= Défi A =
Dans les enregistrements, renomme "timer-icon" en "chrono-icon" entre les lignes contenant "favorite-star-icon[interactable] [731, 18, 751, 38]" et "comment-input[interactable] [66, 735, 946, 789]", incluses. Redonne ces lignes sans rien changer d'autre.

::: Extrait présenté :::

L’aversion qui s’est manifestée au Congrès américain en serait un autre. Pour les analystes russes les plus sobres, il ne faut pas miser sur
les néo- isolationnistes du Congrès, mais sur M. Obama première manière,
c’est-à- dire celui qui veut non pas un désengagement américain
déstabilisateur, mais un désamorçage des conflits les plus dangereux sur
la base de compromis internationaux. Or les deux conflits les plus
menaçants sont ceux –étroitement liés– qui concernent la Syrie et
l’Iran, à la solution desquels la Russie estime pouvoir contribuer
grandement. Le
rapprochement entre Washington et Moscou sur le dossier syrien a
commencé bien avant le spectaculaire retournement de septembre. En mai
2013, M. Kerry avait donné son accord à son homologue russe sur le
projet d’une conférence internationale consacrée à l’avenir de la Syrie,
tout en continuant d’exiger le départ de M. Al-Assad. Au sommet du G8
de juin, à Lough Erne, en Irlande du Nord, une déclaration commune sur
la Syrie a été retardée pour obtenir l’aval de M. Poutine. L’acceptation
par M. Al-Assad de se départir de ses armes chimiques, si elle se
confirme, donnera au dirigeant russe une légitimité auprès des
chancelleries occidentales. Depuis des mois déjà, Moscou insiste pour que Téhéran participe à la
conférence internationale envisagée, afin qu’elle ait une chance
d’aboutir. Jusqu’ici, aiguillonnés par Israël, les Etats-Unis ont
refusé. C’est pourquoi la Russie s’emploie à activer le dialogue amorcé
entre M. Obama et le nouveau président iranien, Hassan Rohani. Même une
amorce de compromis sur le dossier nucléaire faciliterait une dynamique
d’ensemble. Moscou travaille d’ailleurs à renforcer ses relations avec
l’Iran, qui s’étaient dégradées après son ralliement à nombre de
sanctions demandées par Washington au Conseil de sécurité en 2010. Il
avait alors annulé la livraison à Téhéran de missiles de défense
antiaérienne S-300. Ce n’est pas la première fois que M. Poutine cherche à établir une
relation forte avec les Etats-Unis, sur la base d’une égalité au moins
relative. On l’a vu après les attaques de septembre 2001, lorsqu’il
avait cru voir s’ouvrir une fenêtre d’opportunité. Sans condition
préalable, il avait facilité l’installation de bases militaires
américaines chez ses alliés d’Asie centrale pour la guerre
d’Afghanistan. Et, pour signifier sa volonté d’aller encore plus loin
dans cette détente, il avait fait fermer les dernières installations
militaires soviétiques de surveillance à Cuba (peu importantes, il est
vrai). Mais dans les mois qui suivirent, M. George W. Bush donna le feu
vert final à l’entrée des trois républiques baltes dans l’OTAN, et
annonça le retrait américain du traité de défense antibalistique, dit
traité ABM, qui limitait strictement les armes de défense antimissile.

::: Données fournies :::

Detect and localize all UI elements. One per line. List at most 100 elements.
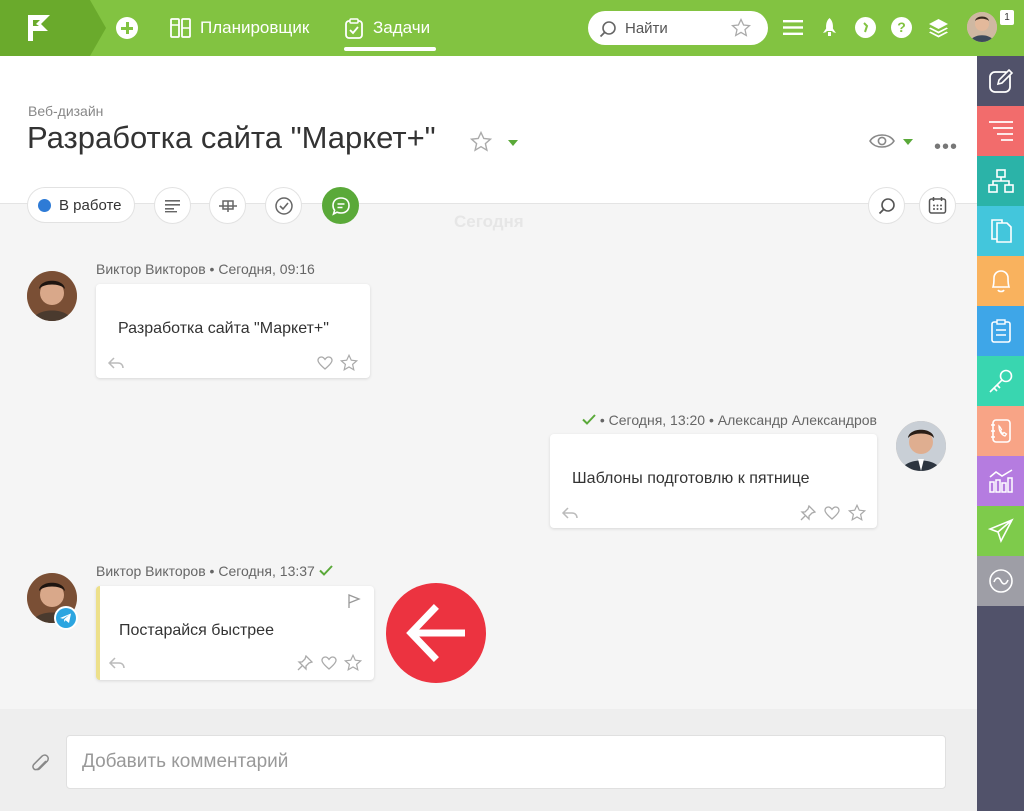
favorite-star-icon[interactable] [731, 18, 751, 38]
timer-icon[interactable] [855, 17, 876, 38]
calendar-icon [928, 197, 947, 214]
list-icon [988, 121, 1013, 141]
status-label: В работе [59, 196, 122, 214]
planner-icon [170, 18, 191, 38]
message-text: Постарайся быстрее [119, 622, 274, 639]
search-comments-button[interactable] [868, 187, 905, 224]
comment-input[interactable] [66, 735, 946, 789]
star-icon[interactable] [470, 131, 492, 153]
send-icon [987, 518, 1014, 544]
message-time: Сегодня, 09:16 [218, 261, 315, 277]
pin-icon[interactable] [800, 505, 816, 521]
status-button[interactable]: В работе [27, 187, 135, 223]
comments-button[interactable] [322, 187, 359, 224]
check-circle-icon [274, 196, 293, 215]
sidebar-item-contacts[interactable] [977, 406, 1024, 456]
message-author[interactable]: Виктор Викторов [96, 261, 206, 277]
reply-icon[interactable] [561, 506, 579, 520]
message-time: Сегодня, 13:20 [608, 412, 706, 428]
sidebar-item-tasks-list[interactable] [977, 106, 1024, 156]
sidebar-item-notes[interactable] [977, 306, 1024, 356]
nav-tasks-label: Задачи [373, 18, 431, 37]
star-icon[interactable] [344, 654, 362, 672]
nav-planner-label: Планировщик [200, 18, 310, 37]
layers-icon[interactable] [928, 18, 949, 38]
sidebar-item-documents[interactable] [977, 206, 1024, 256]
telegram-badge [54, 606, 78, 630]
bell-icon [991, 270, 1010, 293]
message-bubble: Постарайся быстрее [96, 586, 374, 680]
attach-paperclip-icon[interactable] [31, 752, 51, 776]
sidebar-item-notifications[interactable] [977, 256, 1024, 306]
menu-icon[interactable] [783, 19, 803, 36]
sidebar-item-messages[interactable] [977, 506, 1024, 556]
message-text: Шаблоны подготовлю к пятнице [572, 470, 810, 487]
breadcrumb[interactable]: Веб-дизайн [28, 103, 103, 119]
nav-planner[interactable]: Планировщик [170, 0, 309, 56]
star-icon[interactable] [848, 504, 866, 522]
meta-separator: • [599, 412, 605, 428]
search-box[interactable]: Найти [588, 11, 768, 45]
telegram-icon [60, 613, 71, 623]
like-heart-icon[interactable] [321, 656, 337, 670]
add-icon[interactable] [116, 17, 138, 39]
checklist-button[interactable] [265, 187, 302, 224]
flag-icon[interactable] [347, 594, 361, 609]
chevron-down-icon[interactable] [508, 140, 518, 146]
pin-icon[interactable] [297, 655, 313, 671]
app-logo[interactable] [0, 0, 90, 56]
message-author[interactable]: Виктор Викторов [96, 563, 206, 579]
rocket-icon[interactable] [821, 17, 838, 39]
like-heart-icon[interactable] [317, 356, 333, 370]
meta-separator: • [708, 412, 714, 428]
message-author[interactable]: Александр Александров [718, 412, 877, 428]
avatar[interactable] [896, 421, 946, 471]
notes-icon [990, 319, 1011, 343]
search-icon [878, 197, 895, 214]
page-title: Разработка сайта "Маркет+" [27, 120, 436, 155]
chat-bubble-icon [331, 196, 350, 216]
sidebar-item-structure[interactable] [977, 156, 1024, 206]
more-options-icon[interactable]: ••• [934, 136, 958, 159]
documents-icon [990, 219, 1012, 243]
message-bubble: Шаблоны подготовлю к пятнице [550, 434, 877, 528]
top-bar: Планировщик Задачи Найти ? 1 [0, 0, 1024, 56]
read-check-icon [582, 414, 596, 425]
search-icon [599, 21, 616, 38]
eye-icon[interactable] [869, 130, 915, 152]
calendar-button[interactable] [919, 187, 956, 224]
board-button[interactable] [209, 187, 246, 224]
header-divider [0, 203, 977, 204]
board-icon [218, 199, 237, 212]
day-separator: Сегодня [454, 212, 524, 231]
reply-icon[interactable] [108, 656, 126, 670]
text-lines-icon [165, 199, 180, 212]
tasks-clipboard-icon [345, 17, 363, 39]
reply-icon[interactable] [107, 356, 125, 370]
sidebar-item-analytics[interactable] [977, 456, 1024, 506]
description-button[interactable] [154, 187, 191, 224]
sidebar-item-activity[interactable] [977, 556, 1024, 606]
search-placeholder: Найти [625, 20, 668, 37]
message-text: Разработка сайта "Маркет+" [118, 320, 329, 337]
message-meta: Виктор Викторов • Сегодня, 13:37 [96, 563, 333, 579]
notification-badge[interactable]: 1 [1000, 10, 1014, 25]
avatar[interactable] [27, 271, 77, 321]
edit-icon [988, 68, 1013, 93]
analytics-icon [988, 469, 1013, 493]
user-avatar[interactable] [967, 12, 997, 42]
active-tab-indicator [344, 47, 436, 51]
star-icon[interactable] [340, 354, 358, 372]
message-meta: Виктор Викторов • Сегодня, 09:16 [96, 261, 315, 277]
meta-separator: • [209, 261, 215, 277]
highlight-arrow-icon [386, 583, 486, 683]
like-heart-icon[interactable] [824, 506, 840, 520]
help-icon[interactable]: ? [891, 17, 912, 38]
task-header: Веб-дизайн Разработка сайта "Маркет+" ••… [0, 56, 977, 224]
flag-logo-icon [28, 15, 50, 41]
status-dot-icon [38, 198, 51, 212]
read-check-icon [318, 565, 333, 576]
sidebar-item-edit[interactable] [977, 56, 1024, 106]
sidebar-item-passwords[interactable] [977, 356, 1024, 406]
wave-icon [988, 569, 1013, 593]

:::
::: Données fournies :::

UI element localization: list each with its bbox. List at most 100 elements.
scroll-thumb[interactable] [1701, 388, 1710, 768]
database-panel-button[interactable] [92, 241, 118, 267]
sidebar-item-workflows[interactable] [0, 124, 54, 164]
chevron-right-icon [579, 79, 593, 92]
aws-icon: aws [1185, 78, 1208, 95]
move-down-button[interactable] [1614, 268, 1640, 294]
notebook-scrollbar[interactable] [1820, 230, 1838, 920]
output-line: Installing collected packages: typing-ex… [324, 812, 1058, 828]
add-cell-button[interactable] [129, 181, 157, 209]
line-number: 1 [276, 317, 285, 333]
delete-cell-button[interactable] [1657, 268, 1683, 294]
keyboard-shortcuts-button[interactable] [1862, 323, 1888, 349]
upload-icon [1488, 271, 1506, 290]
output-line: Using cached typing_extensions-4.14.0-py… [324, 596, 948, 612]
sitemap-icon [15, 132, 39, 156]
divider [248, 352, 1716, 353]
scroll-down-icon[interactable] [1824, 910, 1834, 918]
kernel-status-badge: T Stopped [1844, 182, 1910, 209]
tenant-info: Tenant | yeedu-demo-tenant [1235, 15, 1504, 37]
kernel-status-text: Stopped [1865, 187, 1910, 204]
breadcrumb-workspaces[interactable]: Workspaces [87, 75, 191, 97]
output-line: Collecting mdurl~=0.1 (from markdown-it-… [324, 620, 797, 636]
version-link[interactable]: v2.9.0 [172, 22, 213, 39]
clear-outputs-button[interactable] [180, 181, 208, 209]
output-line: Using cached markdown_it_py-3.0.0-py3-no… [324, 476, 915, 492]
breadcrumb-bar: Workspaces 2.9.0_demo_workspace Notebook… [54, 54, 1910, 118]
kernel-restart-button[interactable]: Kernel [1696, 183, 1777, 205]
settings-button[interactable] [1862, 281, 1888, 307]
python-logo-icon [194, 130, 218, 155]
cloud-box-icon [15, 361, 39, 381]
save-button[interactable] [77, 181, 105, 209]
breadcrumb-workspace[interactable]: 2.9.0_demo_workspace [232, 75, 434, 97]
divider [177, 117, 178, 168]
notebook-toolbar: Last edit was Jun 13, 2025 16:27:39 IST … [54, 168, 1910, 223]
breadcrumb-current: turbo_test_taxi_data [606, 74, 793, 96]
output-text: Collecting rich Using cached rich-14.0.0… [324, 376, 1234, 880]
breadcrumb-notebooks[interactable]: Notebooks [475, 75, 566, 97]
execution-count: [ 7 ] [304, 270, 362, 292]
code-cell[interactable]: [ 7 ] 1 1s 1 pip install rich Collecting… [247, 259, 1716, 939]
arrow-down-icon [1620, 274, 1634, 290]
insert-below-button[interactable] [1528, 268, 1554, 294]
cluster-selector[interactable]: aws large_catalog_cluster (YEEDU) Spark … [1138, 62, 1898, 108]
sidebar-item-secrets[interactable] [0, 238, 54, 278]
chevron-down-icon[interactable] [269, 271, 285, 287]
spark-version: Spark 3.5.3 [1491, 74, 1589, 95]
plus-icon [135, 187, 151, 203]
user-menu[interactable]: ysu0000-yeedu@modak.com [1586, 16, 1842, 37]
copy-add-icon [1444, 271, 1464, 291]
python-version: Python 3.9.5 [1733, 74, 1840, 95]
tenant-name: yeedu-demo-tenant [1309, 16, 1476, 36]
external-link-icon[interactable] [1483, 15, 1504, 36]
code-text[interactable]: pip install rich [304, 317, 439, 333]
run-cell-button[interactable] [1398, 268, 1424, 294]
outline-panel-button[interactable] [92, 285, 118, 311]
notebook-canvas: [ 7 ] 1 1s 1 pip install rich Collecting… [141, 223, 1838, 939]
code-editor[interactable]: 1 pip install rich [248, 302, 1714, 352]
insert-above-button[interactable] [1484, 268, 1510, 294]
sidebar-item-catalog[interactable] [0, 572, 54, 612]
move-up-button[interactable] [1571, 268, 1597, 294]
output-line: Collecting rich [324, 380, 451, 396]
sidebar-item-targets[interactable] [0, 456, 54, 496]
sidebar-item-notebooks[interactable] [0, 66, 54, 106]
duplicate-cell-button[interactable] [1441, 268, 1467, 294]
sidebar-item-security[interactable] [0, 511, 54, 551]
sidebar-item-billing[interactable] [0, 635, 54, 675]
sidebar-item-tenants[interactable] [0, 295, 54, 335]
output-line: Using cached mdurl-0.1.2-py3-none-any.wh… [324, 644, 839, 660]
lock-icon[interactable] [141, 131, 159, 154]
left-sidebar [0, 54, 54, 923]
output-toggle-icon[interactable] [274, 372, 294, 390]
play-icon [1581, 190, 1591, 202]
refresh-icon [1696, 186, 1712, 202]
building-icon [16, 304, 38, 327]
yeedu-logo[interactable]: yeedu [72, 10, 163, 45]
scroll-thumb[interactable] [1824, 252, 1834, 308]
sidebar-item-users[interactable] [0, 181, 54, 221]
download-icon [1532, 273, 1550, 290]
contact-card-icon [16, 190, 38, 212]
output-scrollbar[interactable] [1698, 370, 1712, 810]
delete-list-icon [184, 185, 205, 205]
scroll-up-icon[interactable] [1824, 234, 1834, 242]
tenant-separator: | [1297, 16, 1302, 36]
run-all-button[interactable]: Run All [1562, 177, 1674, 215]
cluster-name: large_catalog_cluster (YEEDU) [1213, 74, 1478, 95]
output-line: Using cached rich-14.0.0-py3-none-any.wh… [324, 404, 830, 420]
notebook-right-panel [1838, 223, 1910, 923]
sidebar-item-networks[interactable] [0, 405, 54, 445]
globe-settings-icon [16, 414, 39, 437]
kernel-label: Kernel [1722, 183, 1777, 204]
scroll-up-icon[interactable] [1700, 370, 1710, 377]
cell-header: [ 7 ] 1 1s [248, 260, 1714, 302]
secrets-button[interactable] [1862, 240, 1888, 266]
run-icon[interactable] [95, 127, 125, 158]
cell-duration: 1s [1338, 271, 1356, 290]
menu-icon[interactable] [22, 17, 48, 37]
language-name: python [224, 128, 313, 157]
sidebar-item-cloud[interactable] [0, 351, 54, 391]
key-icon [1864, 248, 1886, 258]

:::
::: Données fournies :::

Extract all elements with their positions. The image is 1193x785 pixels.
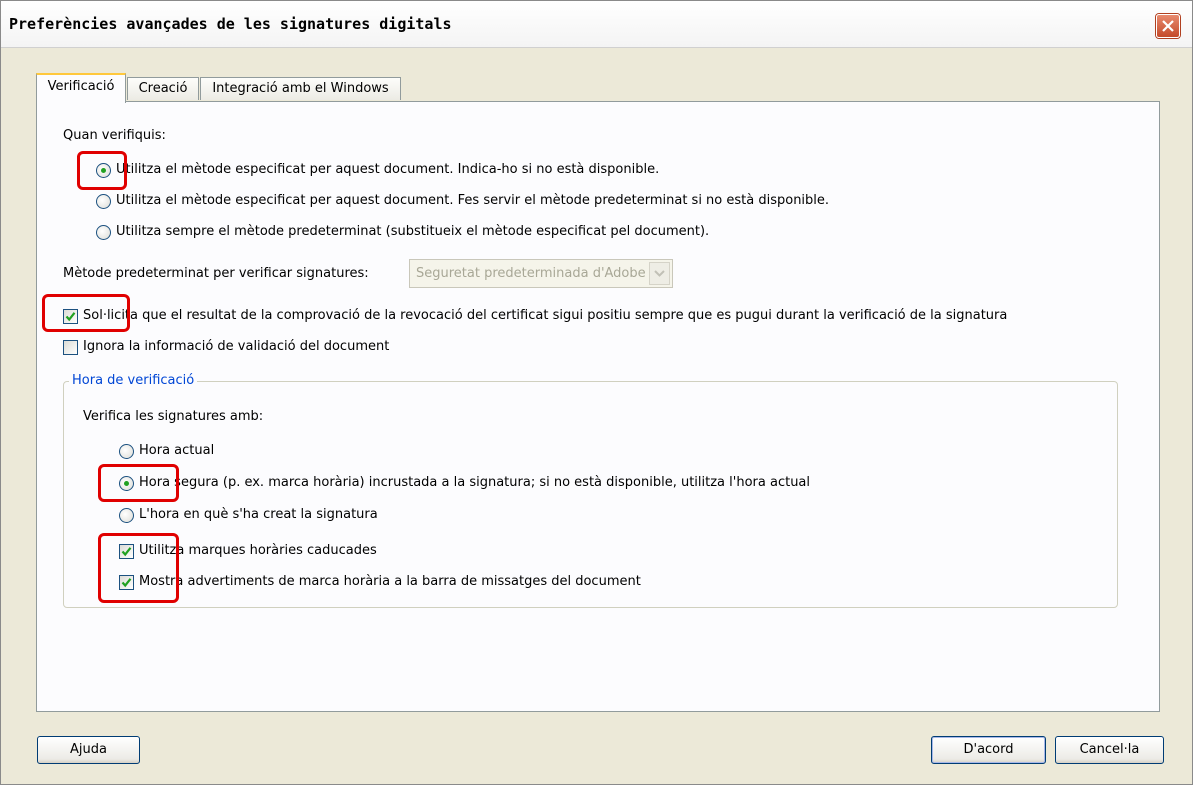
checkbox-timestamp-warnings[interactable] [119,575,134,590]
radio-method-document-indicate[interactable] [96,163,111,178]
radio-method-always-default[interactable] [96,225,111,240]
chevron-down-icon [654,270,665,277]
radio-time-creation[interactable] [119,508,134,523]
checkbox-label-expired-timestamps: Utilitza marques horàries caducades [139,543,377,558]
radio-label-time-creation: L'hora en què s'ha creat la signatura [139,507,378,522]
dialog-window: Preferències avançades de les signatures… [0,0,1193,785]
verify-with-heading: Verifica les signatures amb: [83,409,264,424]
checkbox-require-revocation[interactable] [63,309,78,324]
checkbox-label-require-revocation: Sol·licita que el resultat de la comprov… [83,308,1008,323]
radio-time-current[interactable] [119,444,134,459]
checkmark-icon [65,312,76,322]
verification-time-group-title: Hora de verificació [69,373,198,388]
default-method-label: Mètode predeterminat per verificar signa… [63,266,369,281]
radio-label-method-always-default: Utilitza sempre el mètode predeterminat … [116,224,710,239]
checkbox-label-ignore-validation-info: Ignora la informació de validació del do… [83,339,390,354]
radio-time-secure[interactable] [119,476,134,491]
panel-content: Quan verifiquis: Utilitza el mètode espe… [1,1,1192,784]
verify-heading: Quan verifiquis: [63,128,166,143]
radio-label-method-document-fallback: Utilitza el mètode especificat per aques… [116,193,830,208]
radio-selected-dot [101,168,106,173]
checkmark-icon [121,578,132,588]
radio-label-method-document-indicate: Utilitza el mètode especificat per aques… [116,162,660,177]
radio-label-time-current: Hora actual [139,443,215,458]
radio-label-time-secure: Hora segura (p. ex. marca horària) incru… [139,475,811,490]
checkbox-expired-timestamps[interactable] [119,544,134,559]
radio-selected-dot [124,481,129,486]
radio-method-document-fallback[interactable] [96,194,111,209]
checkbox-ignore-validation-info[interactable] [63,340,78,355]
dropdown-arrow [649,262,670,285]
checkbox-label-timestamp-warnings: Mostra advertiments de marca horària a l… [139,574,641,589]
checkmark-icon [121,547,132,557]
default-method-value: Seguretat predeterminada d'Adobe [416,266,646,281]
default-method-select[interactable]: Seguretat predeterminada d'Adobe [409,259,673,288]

:::

= Défi B =
Dans l'extrait sur les relations russo-américaines, reformule sous forme de liste concise le paragraphe commençant par « Ce n'est pas la première fois que M. Poutine ». Conserve ses faits principaux.

= Réponse détaillée A =
favorite-star-icon[interactable] [731, 18, 751, 38]
chrono-icon[interactable] [855, 17, 876, 38]
calendar-icon [928, 197, 947, 214]
list-icon [988, 121, 1013, 141]
status-label: В работе [59, 196, 122, 214]
planner-icon [170, 18, 191, 38]
message-text: Постарайся быстрее [119, 622, 274, 639]
search-comments-button[interactable] [868, 187, 905, 224]
comment-input[interactable] [66, 735, 946, 789]

= Réponse détaillée B =
- M. Poutine a déjà cherché à nouer une relation forte avec les Etats-Unis, sur une base d'égalité au moins relative.
- Après les attaques de septembre 2001, il a facilité sans condition préalable l'installation de bases militaires américaines chez ses alliés d'Asie centrale pour la guerre d'Afghanistan.
- Il a aussi fait fermer les dernières installations militaires soviétiques de surveillance à Cuba, peu importantes.
- Dans les mois suivants, M. George W. Bush a donné le feu vert final à l'entrée des trois républiques baltes dans l'OTAN. Il a aussi annoncé le retrait américain du traité ABM, qui limitait strictement les armes de défense antimissile.